** Begin Source records **
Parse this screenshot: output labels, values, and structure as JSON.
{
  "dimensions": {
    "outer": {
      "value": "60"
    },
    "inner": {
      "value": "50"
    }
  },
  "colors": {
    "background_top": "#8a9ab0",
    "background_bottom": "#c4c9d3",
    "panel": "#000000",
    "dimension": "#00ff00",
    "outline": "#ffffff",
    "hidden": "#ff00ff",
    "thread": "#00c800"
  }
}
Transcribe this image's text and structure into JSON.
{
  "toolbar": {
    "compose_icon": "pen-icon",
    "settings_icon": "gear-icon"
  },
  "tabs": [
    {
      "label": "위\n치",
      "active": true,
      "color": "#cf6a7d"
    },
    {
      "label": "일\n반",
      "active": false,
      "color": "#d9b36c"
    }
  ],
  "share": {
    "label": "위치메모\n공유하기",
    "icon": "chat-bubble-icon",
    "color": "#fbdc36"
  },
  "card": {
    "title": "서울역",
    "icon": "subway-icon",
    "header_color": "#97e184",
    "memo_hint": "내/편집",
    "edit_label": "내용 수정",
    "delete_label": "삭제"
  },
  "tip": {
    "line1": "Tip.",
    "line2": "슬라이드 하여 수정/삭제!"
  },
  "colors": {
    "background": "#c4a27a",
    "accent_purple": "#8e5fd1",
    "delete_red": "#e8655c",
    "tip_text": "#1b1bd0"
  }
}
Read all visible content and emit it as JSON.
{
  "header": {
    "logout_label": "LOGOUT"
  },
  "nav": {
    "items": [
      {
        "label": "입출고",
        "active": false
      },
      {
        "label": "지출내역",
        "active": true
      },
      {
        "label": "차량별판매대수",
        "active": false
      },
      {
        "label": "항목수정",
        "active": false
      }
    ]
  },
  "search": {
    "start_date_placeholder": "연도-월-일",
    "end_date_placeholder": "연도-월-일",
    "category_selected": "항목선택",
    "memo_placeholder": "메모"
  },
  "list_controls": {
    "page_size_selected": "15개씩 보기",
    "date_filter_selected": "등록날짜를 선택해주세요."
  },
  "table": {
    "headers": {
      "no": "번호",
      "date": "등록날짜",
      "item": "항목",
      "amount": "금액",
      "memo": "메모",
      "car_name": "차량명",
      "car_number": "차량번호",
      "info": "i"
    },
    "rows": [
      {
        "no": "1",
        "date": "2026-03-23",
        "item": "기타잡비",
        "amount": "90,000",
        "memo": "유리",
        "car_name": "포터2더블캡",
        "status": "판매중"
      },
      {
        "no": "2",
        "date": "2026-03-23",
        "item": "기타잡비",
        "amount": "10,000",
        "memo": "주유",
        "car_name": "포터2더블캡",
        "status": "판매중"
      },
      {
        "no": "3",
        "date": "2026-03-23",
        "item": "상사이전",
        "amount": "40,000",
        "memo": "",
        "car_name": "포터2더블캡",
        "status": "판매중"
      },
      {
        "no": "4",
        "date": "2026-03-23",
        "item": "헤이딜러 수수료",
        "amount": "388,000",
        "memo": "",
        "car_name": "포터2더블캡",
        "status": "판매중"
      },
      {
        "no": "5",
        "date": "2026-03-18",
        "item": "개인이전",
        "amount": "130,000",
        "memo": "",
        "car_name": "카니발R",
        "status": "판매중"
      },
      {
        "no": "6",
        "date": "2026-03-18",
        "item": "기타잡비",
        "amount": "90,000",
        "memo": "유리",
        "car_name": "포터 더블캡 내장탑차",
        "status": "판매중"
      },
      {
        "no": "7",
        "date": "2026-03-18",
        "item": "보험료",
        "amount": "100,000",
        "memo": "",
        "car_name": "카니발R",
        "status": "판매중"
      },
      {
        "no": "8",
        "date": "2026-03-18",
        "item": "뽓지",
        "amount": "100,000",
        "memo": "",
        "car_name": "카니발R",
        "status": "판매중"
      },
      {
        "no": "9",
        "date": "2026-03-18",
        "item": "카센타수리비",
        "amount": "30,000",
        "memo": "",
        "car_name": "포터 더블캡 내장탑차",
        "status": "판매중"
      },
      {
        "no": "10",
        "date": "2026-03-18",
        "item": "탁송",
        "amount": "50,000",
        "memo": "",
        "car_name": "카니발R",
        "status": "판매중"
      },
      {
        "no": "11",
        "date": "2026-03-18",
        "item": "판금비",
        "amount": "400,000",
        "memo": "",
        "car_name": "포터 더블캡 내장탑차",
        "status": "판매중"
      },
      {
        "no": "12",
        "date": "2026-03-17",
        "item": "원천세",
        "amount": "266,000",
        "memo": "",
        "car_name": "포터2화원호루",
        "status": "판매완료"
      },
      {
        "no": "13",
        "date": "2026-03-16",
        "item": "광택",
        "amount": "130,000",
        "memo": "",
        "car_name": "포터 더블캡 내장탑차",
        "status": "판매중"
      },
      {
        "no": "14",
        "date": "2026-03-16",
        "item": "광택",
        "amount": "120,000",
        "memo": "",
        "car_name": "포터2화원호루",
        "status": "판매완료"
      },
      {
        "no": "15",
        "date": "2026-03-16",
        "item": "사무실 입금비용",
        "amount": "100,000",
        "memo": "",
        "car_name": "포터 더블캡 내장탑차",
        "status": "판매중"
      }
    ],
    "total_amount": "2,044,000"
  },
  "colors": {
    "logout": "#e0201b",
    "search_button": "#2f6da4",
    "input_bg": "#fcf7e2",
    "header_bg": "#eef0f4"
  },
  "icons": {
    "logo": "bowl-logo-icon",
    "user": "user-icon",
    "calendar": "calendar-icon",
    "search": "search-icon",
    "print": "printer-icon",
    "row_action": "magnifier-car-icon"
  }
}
** End Source records **
* [Problem details]:
Go through the listing above and restate it word for word.

* [Reply to the task]:
Parse this screenshot: output labels, values, and structure as JSON.
{
  "dimensions": {
    "outer": {
      "value": "60"
    },
    "inner": {
      "value": "50"
    }
  },
  "colors": {
    "background_top": "#8a9ab0",
    "background_bottom": "#c4c9d3",
    "panel": "#000000",
    "dimension": "#00ff00",
    "outline": "#ffffff",
    "hidden": "#ff00ff",
    "thread": "#00c800"
  }
}
Transcribe this image's text and structure into JSON.
{
  "toolbar": {
    "compose_icon": "pen-icon",
    "settings_icon": "gear-icon"
  },
  "tabs": [
    {
      "label": "위\n치",
      "active": true,
      "color": "#cf6a7d"
    },
    {
      "label": "일\n반",
      "active": false,
      "color": "#d9b36c"
    }
  ],
  "share": {
    "label": "위치메모\n공유하기",
    "icon": "chat-bubble-icon",
    "color": "#fbdc36"
  },
  "card": {
    "title": "서울역",
    "icon": "subway-icon",
    "header_color": "#97e184",
    "memo_hint": "내/편집",
    "edit_label": "내용 수정",
    "delete_label": "삭제"
  },
  "tip": {
    "line1": "Tip.",
    "line2": "슬라이드 하여 수정/삭제!"
  },
  "colors": {
    "background": "#c4a27a",
    "accent_purple": "#8e5fd1",
    "delete_red": "#e8655c",
    "tip_text": "#1b1bd0"
  }
}
Read all visible content and emit it as JSON.
{
  "header": {
    "logout_label": "LOGOUT"
  },
  "nav": {
    "items": [
      {
        "label": "입출고",
        "active": false
      },
      {
        "label": "지출내역",
        "active": true
      },
      {
        "label": "차량별판매대수",
        "active": false
      },
      {
        "label": "항목수정",
        "active": false
      }
    ]
  },
  "search": {
    "start_date_placeholder": "연도-월-일",
    "end_date_placeholder": "연도-월-일",
    "category_selected": "항목선택",
    "memo_placeholder": "메모"
  },
  "list_controls": {
    "page_size_selected": "15개씩 보기",
    "date_filter_selected": "등록날짜를 선택해주세요."
  },
  "table": {
    "headers": {
      "no": "번호",
      "date": "등록날짜",
      "item": "항목",
      "amount": "금액",
      "memo": "메모",
      "car_name": "차량명",
      "car_number": "차량번호",
      "info": "i"
    },
    "rows": [
      {
        "no": "1",
        "date": "2026-03-23",
        "item": "기타잡비",
        "amount": "90,000",
        "memo": "유리",
        "car_name": "포터2더블캡",
        "status": "판매중"
      },
      {
        "no": "2",
        "date": "2026-03-23",
        "item": "기타잡비",
        "amount": "10,000",
        "memo": "주유",
        "car_name": "포터2더블캡",
        "status": "판매중"
      },
      {
        "no": "3",
        "date": "2026-03-23",
        "item": "상사이전",
        "amount": "40,000",
        "memo": "",
        "car_name": "포터2더블캡",
        "status": "판매중"
      },
      {
        "no": "4",
        "date": "2026-03-23",
        "item": "헤이딜러 수수료",
        "amount": "388,000",
        "memo": "",
        "car_name": "포터2더블캡",
        "status": "판매중"
      },
      {
        "no": "5",
        "date": "2026-03-18",
        "item": "개인이전",
        "amount": "130,000",
        "memo": "",
        "car_name": "카니발R",
        "status": "판매중"
      },
      {
        "no": "6",
        "date": "2026-03-18",
        "item": "기타잡비",
        "amount": "90,000",
        "memo": "유리",
        "car_name": "포터 더블캡 내장탑차",
        "status": "판매중"
      },
      {
        "no": "7",
        "date": "2026-03-18",
        "item": "보험료",
        "amount": "100,000",
        "memo": "",
        "car_name": "카니발R",
        "status": "판매중"
      },
      {
        "no": "8",
        "date": "2026-03-18",
        "item": "뽓지",
        "amount": "100,000",
        "memo": "",
        "car_name": "카니발R",
        "status": "판매중"
      },
      {
        "no": "9",
        "date": "2026-03-18",
        "item": "카센타수리비",
        "amount": "30,000",
        "memo": "",
        "car_name": "포터 더블캡 내장탑차",
        "status": "판매중"
      },
      {
        "no": "10",
        "date": "2026-03-18",
        "item": "탁송",
        "amount": "50,000",
        "memo": "",
        "car_name": "카니발R",
        "status": "판매중"
      },
      {
        "no": "11",
        "date": "2026-03-18",
        "item": "판금비",
        "amount": "400,000",
        "memo": "",
        "car_name": "포터 더블캡 내장탑차",
        "status": "판매중"
      },
      {
        "no": "12",
        "date": "2026-03-17",
        "item": "원천세",
        "amount": "266,000",
        "memo": "",
        "car_name": "포터2화원호루",
        "status": "판매완료"
      },
      {
        "no": "13",
        "date": "2026-03-16",
        "item": "광택",
        "amount": "130,000",
        "memo": "",
        "car_name": "포터 더블캡 내장탑차",
        "status": "판매중"
      },
      {
        "no": "14",
        "date": "2026-03-16",
        "item": "광택",
        "amount": "120,000",
        "memo": "",
        "car_name": "포터2화원호루",
        "status": "판매완료"
      },
      {
        "no": "15",
        "date": "2026-03-16",
        "item": "사무실 입금비용",
        "amount": "100,000",
        "memo": "",
        "car_name": "포터 더블캡 내장탑차",
        "status": "판매중"
      }
    ],
    "total_amount": "2,044,000"
  },
  "colors": {
    "logout": "#e0201b",
    "search_button": "#2f6da4",
    "input_bg": "#fcf7e2",
    "header_bg": "#eef0f4"
  },
  "icons": {
    "logo": "bowl-logo-icon",
    "user": "user-icon",
    "calendar": "calendar-icon",
    "search": "search-icon",
    "print": "printer-icon",
    "row_action": "magnifier-car-icon"
  }
}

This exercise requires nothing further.